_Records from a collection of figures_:
++++++

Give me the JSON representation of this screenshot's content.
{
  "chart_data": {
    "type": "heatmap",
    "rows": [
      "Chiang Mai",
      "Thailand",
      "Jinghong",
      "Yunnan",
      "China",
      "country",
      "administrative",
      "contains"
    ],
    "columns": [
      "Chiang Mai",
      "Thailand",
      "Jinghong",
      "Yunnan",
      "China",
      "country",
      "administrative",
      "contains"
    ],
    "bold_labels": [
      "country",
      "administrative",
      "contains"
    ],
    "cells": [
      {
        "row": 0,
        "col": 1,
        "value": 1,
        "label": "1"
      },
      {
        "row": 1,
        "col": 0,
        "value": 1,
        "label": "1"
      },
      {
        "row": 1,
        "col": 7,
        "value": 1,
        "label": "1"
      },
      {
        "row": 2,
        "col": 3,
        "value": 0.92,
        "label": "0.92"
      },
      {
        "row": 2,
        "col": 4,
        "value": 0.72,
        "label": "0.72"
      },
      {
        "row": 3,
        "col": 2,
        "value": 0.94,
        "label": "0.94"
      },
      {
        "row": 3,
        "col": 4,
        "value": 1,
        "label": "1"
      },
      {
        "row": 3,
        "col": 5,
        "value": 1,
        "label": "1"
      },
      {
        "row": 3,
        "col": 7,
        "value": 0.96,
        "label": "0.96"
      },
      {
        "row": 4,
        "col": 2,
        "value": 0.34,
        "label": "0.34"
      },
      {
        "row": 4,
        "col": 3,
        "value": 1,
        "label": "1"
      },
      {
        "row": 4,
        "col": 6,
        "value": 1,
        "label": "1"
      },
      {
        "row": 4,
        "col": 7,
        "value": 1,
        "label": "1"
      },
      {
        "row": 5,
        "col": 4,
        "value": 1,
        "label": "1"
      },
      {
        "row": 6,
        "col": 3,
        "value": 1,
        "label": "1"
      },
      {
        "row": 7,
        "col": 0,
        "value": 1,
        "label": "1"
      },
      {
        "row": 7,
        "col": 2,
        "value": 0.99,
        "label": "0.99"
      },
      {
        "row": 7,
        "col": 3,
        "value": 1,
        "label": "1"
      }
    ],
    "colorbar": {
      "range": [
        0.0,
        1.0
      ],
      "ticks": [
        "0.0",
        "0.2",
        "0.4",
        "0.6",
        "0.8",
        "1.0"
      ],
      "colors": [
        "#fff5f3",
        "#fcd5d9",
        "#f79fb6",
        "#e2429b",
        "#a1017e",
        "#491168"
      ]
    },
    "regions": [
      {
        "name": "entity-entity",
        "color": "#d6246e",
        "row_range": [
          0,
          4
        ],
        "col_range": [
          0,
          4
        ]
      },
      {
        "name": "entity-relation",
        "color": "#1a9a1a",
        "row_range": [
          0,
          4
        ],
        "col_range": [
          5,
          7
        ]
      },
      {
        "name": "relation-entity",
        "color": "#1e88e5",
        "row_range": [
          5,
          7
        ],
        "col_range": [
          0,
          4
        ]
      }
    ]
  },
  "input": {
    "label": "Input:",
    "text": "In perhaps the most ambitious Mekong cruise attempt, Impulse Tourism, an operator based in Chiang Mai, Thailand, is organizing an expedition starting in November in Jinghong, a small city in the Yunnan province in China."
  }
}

++++++

_Aim_:
Would you reproduce all the entries exactly?

_Result of this task_:
Give me the JSON representation of this screenshot's content.
{
  "chart_data": {
    "type": "heatmap",
    "rows": [
      "Chiang Mai",
      "Thailand",
      "Jinghong",
      "Yunnan",
      "China",
      "country",
      "administrative",
      "contains"
    ],
    "columns": [
      "Chiang Mai",
      "Thailand",
      "Jinghong",
      "Yunnan",
      "China",
      "country",
      "administrative",
      "contains"
    ],
    "bold_labels": [
      "country",
      "administrative",
      "contains"
    ],
    "cells": [
      {
        "row": 0,
        "col": 1,
        "value": 1,
        "label": "1"
      },
      {
        "row": 1,
        "col": 0,
        "value": 1,
        "label": "1"
      },
      {
        "row": 1,
        "col": 7,
        "value": 1,
        "label": "1"
      },
      {
        "row": 2,
        "col": 3,
        "value": 0.92,
        "label": "0.92"
      },
      {
        "row": 2,
        "col": 4,
        "value": 0.72,
        "label": "0.72"
      },
      {
        "row": 3,
        "col": 2,
        "value": 0.94,
        "label": "0.94"
      },
      {
        "row": 3,
        "col": 4,
        "value": 1,
        "label": "1"
      },
      {
        "row": 3,
        "col": 5,
        "value": 1,
        "label": "1"
      },
      {
        "row": 3,
        "col": 7,
        "value": 0.96,
        "label": "0.96"
      },
      {
        "row": 4,
        "col": 2,
        "value": 0.34,
        "label": "0.34"
      },
      {
        "row": 4,
        "col": 3,
        "value": 1,
        "label": "1"
      },
      {
        "row": 4,
        "col": 6,
        "value": 1,
        "label": "1"
      },
      {
        "row": 4,
        "col": 7,
        "value": 1,
        "label": "1"
      },
      {
        "row": 5,
        "col": 4,
        "value": 1,
        "label": "1"
      },
      {
        "row": 6,
        "col": 3,
        "value": 1,
        "label": "1"
      },
      {
        "row": 7,
        "col": 0,
        "value": 1,
        "label": "1"
      },
      {
        "row": 7,
        "col": 2,
        "value": 0.99,
        "label": "0.99"
      },
      {
        "row": 7,
        "col": 3,
        "value": 1,
        "label": "1"
      }
    ],
    "colorbar": {
      "range": [
        0.0,
        1.0
      ],
      "ticks": [
        "0.0",
        "0.2",
        "0.4",
        "0.6",
        "0.8",
        "1.0"
      ],
      "colors": [
        "#fff5f3",
        "#fcd5d9",
        "#f79fb6",
        "#e2429b",
        "#a1017e",
        "#491168"
      ]
    },
    "regions": [
      {
        "name": "entity-entity",
        "color": "#d6246e",
        "row_range": [
          0,
          4
        ],
        "col_range": [
          0,
          4
        ]
      },
      {
        "name": "entity-relation",
        "color": "#1a9a1a",
        "row_range": [
          0,
          4
        ],
        "col_range": [
          5,
          7
        ]
      },
      {
        "name": "relation-entity",
        "color": "#1e88e5",
        "row_range": [
          5,
          7
        ],
        "col_range": [
          0,
          4
        ]
      }
    ]
  },
  "input": {
    "label": "Input:",
    "text": "In perhaps the most ambitious Mekong cruise attempt, Impulse Tourism, an operator based in Chiang Mai, Thailand, is organizing an expedition starting in November in Jinghong, a small city in the Yunnan province in China."
  }
}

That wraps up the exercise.